## THE TASK
Collect all lines from the listing that include the string "pokoji".

━━━━━━━━━━━━━━━━━━━━

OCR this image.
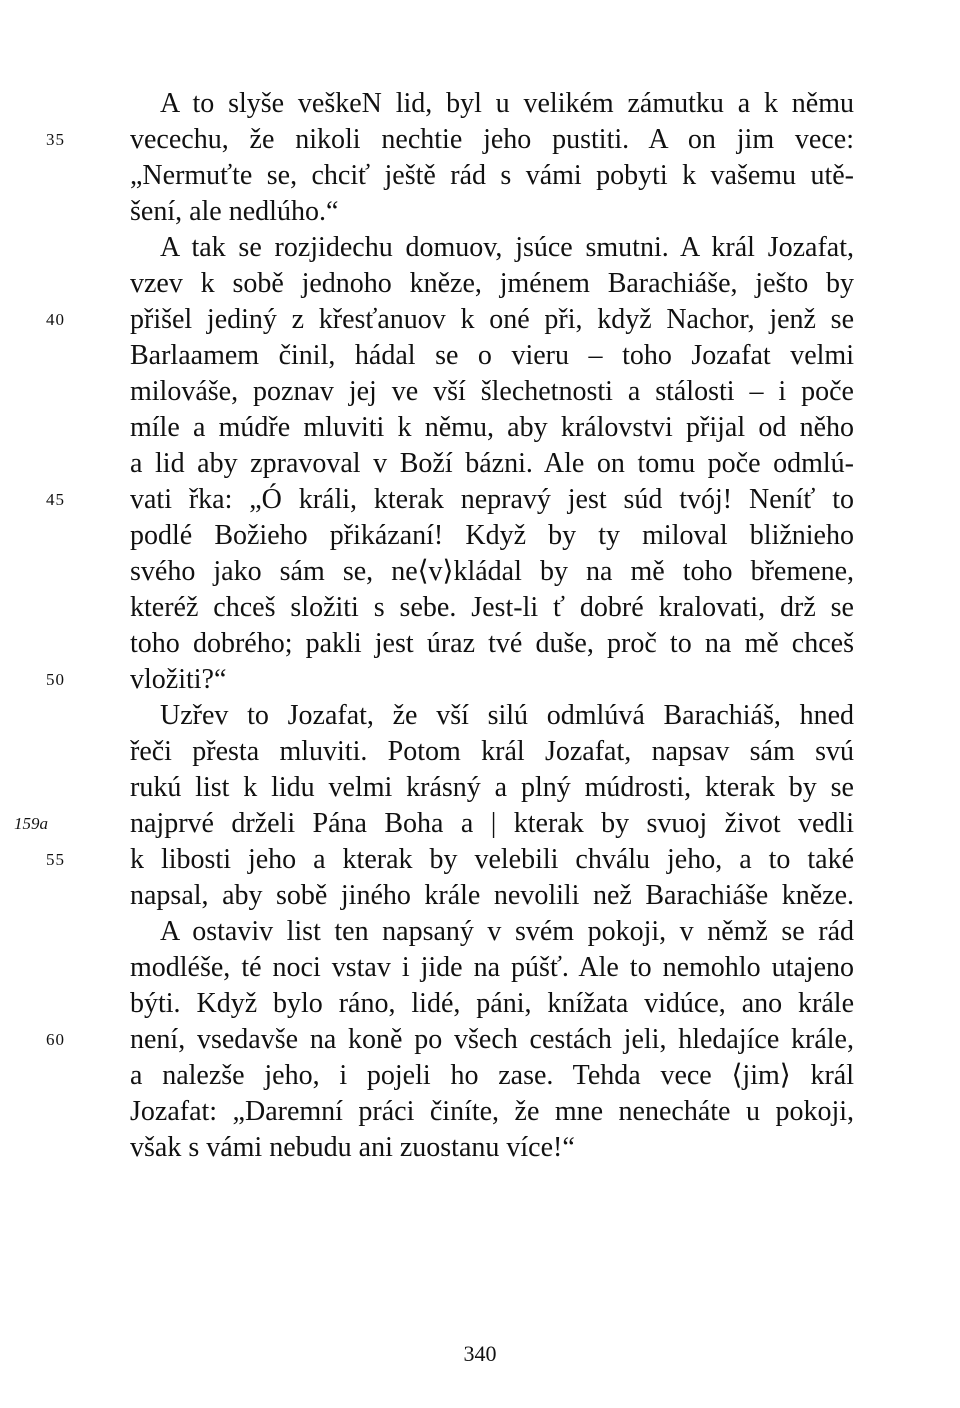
A to slyše veškeN lid, byl u velikém zámutku a k němu
vecechu, že nikoli nechtie jeho pustiti. A on jim vece:
„Nermuťte se, chciť ještě rád s vámi pobyti k vašemu utě-
šení, ale nedlúho.“
A tak se rozjidechu domuov, jsúce smutni. A král Jozafat,
vzev k sobě jednoho kněze, jménem Barachiáše, ješto by
přišel jediný z křesťanuov k oné při, když Nachor, jenž se
Barlaamem činil, hádal se o vieru – toho Jozafat velmi
milováše, poznav jej ve vší šlechetnosti a stálosti – i poče
míle a múdře mluviti k němu, aby královstvi přijal od něho
a lid aby zpravoval v Boží bázni. Ale on tomu poče odmlú-
vati řka: „Ó králi, kterak nepravý jest súd tvój! Neníť to
podlé Božieho přikázaní! Když by ty miloval bližnieho
svého jako sám se, ne⟨v⟩kládal by na mě toho břemene,
kteréž chceš složiti s sebe. Jest-li ť dobré kralovati, drž se
toho dobrého; pakli jest úraz tvé duše, proč to na mě chceš
vložiti?“
Uzřev to Jozafat, že vší silú odmlúvá Barachiáš, hned
řeči přesta mluviti. Potom král Jozafat, napsav sám svú
rukú list k lidu velmi krásný a plný múdrosti, kterak by se
najprvé drželi Pána Boha a | kterak by svuoj život vedli
k libosti jeho a kterak by velebili chválu jeho, a to také
napsal, aby sobě jiného krále nevolili než Barachiáše kněze.
A ostaviv list ten napsaný v svém pokoji, v němž se rád
modléše, té noci vstav i jide na púšť. Ale to nemohlo utajeno
býti. Když bylo ráno, lidé, páni, knížata vidúce, ano krále
není, vsedavše na koně po všech cestách jeli, hledajíce krále,
a nalezše jeho, i pojeli ho zase. Tehda vece ⟨jim⟩ král
Jozafat: „Daremní práci činíte, že mne nenecháte u pokoji,
však s vámi nebudu ani zuostanu více!“
35
40
45
50
55
60
159a
340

━━━━━━━━━━━━━━━━━━━━

## SOLUTION TO THIS PROBLEM
A ostaviv list ten napsaný v svém pokoji, v němž se rád
Jozafat: „Daremní práci činíte, že mne nenecháte u pokoji,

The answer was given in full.